#### Given instruction:
Report how many lines of the following entries include the string "Convert"; respond with the number alone.

Dataset excerpts:
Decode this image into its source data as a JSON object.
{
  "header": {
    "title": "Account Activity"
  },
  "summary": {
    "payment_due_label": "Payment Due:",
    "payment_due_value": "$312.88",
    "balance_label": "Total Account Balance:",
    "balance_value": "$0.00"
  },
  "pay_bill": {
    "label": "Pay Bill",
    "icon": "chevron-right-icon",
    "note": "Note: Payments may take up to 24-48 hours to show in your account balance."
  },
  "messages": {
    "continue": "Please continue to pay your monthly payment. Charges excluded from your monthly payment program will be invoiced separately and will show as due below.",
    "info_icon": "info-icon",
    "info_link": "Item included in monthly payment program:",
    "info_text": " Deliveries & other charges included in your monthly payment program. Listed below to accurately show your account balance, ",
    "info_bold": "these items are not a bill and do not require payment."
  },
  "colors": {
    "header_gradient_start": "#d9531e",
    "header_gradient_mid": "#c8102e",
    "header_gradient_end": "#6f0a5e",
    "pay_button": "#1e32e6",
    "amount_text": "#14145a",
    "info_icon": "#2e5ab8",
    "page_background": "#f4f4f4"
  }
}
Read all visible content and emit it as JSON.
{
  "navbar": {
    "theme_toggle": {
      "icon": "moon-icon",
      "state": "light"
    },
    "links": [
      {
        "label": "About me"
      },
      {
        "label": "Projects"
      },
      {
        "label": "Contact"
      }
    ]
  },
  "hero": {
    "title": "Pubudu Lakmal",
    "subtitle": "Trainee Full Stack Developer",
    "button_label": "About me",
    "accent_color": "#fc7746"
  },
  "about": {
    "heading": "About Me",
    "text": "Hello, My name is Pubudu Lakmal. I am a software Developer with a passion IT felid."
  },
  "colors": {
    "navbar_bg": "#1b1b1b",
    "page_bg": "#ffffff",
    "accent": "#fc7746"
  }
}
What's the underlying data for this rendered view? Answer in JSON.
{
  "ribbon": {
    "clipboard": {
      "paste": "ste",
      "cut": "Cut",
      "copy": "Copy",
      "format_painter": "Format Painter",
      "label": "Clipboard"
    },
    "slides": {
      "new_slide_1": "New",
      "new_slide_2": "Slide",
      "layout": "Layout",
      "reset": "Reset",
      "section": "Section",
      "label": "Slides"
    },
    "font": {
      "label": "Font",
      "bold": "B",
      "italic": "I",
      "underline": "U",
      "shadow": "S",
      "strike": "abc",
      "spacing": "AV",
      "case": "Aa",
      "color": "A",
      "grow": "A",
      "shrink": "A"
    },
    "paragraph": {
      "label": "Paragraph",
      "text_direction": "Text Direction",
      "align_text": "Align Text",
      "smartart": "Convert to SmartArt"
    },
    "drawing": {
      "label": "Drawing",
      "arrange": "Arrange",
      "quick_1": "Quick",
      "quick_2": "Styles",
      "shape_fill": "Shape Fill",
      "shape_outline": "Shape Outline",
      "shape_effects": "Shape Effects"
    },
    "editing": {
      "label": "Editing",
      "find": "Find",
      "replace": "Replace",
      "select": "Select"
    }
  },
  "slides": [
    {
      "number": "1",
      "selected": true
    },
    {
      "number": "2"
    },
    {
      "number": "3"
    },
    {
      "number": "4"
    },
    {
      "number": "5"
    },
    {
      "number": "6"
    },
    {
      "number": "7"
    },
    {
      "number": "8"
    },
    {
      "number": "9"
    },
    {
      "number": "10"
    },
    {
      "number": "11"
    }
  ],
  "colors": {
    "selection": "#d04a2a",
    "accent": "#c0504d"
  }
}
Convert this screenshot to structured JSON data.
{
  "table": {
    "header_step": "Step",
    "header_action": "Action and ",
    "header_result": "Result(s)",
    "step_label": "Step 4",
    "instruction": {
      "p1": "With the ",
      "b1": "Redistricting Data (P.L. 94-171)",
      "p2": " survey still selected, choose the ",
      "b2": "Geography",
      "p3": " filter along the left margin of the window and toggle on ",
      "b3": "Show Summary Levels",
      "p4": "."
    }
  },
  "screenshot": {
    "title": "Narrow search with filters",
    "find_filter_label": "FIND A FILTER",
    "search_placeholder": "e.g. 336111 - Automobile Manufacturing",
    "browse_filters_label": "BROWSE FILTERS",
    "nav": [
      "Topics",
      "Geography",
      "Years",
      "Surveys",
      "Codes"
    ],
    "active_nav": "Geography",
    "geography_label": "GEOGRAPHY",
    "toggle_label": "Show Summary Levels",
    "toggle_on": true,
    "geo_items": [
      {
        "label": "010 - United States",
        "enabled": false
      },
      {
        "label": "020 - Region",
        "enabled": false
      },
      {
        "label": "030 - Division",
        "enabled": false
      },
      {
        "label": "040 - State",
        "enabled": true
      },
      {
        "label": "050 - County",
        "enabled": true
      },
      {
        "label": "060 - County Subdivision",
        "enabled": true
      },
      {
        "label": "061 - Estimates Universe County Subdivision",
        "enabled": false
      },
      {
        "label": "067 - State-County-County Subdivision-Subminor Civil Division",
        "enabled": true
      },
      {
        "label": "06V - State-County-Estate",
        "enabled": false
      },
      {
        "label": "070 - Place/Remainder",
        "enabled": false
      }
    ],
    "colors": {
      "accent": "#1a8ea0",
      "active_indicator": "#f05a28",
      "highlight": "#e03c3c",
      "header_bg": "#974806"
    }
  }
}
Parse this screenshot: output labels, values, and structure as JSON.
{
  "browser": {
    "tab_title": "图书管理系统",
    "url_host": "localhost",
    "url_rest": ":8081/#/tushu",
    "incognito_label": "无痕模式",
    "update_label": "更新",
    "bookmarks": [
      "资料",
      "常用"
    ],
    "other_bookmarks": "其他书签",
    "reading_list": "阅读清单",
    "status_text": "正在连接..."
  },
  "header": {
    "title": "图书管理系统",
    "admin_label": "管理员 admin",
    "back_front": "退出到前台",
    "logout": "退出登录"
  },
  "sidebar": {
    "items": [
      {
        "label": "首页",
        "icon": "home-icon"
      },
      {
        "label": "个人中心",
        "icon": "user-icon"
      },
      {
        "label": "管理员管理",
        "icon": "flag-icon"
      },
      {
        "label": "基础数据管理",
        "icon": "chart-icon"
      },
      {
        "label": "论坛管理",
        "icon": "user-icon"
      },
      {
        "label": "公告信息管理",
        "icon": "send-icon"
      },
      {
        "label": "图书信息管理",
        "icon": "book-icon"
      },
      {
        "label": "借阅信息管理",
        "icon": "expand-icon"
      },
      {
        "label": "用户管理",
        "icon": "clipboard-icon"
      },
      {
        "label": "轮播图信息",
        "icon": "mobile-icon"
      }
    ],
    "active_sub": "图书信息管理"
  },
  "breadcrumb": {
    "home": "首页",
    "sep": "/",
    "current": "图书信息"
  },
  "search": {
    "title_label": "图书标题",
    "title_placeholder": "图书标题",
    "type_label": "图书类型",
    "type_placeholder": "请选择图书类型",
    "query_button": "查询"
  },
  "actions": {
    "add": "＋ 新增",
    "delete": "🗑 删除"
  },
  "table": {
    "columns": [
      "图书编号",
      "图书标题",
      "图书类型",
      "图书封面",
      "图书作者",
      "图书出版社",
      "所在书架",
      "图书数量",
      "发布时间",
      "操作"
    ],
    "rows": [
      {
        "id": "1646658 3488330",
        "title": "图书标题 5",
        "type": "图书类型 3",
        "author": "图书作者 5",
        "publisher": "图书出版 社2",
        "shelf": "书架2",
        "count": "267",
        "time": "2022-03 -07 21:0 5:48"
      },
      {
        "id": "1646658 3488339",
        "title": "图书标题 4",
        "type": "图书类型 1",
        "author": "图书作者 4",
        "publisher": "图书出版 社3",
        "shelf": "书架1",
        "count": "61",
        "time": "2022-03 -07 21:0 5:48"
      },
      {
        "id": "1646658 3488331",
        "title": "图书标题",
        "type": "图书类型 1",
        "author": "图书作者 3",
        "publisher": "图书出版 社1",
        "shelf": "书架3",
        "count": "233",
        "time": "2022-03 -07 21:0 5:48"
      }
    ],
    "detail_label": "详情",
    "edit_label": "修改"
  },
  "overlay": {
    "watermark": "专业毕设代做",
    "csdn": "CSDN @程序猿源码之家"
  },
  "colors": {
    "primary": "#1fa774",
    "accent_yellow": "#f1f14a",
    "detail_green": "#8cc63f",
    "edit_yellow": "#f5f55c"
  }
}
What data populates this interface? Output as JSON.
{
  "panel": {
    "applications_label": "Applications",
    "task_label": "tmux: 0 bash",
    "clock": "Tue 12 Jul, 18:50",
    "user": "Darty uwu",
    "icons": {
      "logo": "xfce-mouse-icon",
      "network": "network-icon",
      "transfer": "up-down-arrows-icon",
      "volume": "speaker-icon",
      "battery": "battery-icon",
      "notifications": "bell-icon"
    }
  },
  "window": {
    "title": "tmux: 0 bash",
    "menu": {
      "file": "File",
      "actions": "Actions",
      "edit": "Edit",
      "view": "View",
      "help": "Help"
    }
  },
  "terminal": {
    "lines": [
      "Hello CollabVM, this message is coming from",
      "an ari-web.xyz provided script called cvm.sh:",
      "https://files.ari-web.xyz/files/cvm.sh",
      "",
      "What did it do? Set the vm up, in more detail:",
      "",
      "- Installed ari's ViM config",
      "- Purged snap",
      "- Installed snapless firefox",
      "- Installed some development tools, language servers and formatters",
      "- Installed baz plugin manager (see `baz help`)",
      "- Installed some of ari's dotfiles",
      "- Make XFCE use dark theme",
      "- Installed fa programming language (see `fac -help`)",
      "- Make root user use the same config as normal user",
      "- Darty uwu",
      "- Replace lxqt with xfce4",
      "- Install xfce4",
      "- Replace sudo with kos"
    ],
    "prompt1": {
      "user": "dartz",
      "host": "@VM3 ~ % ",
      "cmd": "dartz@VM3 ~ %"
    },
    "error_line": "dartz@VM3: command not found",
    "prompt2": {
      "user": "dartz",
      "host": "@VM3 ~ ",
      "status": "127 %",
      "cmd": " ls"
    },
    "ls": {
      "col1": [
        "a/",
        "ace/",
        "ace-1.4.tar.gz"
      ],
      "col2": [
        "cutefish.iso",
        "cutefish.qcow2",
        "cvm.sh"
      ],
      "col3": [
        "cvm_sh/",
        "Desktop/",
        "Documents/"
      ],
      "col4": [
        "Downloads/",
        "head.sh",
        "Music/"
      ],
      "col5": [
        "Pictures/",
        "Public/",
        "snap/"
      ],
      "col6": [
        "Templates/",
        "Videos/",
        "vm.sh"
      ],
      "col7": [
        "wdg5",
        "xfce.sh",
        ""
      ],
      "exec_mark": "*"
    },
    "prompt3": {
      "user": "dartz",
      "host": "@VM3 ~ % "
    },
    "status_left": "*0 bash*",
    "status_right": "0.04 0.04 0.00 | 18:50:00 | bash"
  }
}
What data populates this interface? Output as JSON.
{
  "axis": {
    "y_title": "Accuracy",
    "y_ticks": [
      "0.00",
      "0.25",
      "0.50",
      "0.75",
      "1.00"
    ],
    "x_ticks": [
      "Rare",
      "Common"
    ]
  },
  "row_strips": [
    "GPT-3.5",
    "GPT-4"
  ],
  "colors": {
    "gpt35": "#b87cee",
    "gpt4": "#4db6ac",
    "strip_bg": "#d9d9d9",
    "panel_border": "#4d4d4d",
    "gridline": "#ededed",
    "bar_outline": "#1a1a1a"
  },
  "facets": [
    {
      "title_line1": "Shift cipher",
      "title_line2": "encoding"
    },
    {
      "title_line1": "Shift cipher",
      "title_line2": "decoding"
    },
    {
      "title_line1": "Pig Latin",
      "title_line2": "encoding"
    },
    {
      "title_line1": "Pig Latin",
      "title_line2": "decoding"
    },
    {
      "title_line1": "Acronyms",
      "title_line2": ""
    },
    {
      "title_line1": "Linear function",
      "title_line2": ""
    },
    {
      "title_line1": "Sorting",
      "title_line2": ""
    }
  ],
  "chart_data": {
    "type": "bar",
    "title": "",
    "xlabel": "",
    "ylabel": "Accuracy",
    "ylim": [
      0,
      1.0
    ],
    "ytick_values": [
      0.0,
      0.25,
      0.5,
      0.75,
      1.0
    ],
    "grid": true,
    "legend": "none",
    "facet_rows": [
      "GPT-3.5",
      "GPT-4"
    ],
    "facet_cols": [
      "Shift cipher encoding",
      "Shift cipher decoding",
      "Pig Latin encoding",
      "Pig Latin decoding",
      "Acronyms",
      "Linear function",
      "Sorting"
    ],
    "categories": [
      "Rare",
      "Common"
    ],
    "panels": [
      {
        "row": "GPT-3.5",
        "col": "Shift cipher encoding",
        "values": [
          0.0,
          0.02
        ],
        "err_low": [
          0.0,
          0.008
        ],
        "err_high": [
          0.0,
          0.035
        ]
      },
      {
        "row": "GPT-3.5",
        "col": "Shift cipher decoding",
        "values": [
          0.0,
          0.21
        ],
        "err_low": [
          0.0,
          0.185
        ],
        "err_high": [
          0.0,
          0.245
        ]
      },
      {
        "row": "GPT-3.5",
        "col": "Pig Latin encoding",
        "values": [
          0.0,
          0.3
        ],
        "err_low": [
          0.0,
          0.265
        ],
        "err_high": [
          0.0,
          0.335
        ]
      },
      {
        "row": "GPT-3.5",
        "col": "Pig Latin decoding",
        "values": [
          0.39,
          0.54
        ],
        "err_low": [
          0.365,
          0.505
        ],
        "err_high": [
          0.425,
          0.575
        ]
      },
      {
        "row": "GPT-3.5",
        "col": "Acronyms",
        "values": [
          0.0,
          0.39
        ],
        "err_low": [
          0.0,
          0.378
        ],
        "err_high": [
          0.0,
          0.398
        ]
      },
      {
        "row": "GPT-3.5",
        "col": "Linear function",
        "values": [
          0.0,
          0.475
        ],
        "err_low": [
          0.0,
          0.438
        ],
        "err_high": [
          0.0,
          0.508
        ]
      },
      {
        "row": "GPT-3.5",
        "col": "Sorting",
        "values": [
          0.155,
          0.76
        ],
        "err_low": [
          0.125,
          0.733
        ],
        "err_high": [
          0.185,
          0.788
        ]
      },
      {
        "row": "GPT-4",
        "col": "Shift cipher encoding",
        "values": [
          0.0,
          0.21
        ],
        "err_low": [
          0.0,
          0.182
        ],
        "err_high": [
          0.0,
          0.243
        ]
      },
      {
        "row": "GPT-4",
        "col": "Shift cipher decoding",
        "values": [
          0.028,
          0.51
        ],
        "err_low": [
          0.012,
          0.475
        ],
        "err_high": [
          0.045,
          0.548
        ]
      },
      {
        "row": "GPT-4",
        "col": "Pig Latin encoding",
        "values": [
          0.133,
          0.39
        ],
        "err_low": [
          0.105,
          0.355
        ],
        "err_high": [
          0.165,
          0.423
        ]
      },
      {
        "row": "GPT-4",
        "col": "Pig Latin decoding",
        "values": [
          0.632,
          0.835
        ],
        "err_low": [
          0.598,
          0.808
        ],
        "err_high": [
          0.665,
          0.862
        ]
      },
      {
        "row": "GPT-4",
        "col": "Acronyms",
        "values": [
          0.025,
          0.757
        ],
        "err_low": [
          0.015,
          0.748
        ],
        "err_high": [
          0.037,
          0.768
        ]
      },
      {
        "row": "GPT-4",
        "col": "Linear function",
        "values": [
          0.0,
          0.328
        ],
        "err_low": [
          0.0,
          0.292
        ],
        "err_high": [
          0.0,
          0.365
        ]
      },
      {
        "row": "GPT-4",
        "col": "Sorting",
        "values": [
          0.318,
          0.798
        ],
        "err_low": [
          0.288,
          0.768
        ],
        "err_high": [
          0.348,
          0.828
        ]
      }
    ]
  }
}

#### Response for this exercise:
2